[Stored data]
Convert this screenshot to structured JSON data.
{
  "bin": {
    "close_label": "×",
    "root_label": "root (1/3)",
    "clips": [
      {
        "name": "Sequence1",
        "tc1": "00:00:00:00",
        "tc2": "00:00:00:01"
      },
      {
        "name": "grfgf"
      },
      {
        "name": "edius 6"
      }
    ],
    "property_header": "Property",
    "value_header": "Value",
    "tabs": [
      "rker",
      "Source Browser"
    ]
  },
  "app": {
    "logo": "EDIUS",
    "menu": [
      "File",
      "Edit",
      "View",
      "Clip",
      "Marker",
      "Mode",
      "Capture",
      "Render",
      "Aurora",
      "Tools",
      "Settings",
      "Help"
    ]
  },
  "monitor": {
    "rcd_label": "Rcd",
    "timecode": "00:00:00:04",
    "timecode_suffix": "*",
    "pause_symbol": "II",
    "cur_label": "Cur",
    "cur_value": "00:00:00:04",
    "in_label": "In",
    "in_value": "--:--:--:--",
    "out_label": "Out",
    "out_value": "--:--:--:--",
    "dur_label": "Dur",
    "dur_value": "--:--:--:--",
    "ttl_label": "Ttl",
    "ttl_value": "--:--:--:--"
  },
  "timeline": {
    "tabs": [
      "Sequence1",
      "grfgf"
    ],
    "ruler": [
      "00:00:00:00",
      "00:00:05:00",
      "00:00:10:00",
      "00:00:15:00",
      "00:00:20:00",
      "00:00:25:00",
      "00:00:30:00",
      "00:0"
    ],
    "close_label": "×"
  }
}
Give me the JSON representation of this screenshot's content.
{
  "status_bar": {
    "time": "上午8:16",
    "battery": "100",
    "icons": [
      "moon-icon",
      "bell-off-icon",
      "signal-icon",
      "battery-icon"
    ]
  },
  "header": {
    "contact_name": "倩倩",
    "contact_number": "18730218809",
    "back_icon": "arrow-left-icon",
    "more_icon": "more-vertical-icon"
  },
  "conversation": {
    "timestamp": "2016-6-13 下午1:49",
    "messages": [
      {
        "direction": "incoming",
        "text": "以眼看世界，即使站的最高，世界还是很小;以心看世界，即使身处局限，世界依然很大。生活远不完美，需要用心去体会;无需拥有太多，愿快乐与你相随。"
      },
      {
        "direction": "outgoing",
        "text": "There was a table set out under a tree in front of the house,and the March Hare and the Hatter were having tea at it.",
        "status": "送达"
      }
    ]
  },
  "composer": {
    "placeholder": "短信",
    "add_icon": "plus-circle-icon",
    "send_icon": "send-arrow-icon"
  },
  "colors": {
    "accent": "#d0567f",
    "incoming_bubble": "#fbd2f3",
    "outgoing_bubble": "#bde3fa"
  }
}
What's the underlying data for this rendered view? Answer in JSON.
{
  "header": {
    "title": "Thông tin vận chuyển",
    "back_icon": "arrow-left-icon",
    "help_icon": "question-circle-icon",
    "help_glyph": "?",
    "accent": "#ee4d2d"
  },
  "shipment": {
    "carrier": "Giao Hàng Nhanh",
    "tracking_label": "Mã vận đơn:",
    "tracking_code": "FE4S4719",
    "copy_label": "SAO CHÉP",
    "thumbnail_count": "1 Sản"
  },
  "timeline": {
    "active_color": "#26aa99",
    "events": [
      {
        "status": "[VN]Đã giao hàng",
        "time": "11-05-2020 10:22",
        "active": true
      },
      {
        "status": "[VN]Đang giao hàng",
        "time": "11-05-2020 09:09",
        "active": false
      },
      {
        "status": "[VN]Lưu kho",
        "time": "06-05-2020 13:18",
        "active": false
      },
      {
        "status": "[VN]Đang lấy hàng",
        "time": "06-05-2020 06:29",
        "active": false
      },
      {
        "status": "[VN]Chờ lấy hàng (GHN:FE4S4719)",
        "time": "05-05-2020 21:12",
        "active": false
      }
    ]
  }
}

▶ [Your task] Print out all the entries precisely as written.

▶ [Task output]
Convert this screenshot to structured JSON data.
{
  "bin": {
    "close_label": "×",
    "root_label": "root (1/3)",
    "clips": [
      {
        "name": "Sequence1",
        "tc1": "00:00:00:00",
        "tc2": "00:00:00:01"
      },
      {
        "name": "grfgf"
      },
      {
        "name": "edius 6"
      }
    ],
    "property_header": "Property",
    "value_header": "Value",
    "tabs": [
      "rker",
      "Source Browser"
    ]
  },
  "app": {
    "logo": "EDIUS",
    "menu": [
      "File",
      "Edit",
      "View",
      "Clip",
      "Marker",
      "Mode",
      "Capture",
      "Render",
      "Aurora",
      "Tools",
      "Settings",
      "Help"
    ]
  },
  "monitor": {
    "rcd_label": "Rcd",
    "timecode": "00:00:00:04",
    "timecode_suffix": "*",
    "pause_symbol": "II",
    "cur_label": "Cur",
    "cur_value": "00:00:00:04",
    "in_label": "In",
    "in_value": "--:--:--:--",
    "out_label": "Out",
    "out_value": "--:--:--:--",
    "dur_label": "Dur",
    "dur_value": "--:--:--:--",
    "ttl_label": "Ttl",
    "ttl_value": "--:--:--:--"
  },
  "timeline": {
    "tabs": [
      "Sequence1",
      "grfgf"
    ],
    "ruler": [
      "00:00:00:00",
      "00:00:05:00",
      "00:00:10:00",
      "00:00:15:00",
      "00:00:20:00",
      "00:00:25:00",
      "00:00:30:00",
      "00:0"
    ],
    "close_label": "×"
  }
}
Give me the JSON representation of this screenshot's content.
{
  "status_bar": {
    "time": "上午8:16",
    "battery": "100",
    "icons": [
      "moon-icon",
      "bell-off-icon",
      "signal-icon",
      "battery-icon"
    ]
  },
  "header": {
    "contact_name": "倩倩",
    "contact_number": "18730218809",
    "back_icon": "arrow-left-icon",
    "more_icon": "more-vertical-icon"
  },
  "conversation": {
    "timestamp": "2016-6-13 下午1:49",
    "messages": [
      {
        "direction": "incoming",
        "text": "以眼看世界，即使站的最高，世界还是很小;以心看世界，即使身处局限，世界依然很大。生活远不完美，需要用心去体会;无需拥有太多，愿快乐与你相随。"
      },
      {
        "direction": "outgoing",
        "text": "There was a table set out under a tree in front of the house,and the March Hare and the Hatter were having tea at it.",
        "status": "送达"
      }
    ]
  },
  "composer": {
    "placeholder": "短信",
    "add_icon": "plus-circle-icon",
    "send_icon": "send-arrow-icon"
  },
  "colors": {
    "accent": "#d0567f",
    "incoming_bubble": "#fbd2f3",
    "outgoing_bubble": "#bde3fa"
  }
}
What's the underlying data for this rendered view? Answer in JSON.
{
  "header": {
    "title": "Thông tin vận chuyển",
    "back_icon": "arrow-left-icon",
    "help_icon": "question-circle-icon",
    "help_glyph": "?",
    "accent": "#ee4d2d"
  },
  "shipment": {
    "carrier": "Giao Hàng Nhanh",
    "tracking_label": "Mã vận đơn:",
    "tracking_code": "FE4S4719",
    "copy_label": "SAO CHÉP",
    "thumbnail_count": "1 Sản"
  },
  "timeline": {
    "active_color": "#26aa99",
    "events": [
      {
        "status": "[VN]Đã giao hàng",
        "time": "11-05-2020 10:22",
        "active": true
      },
      {
        "status": "[VN]Đang giao hàng",
        "time": "11-05-2020 09:09",
        "active": false
      },
      {
        "status": "[VN]Lưu kho",
        "time": "06-05-2020 13:18",
        "active": false
      },
      {
        "status": "[VN]Đang lấy hàng",
        "time": "06-05-2020 06:29",
        "active": false
      },
      {
        "status": "[VN]Chờ lấy hàng (GHN:FE4S4719)",
        "time": "05-05-2020 21:12",
        "active": false
      }
    ]
  }
}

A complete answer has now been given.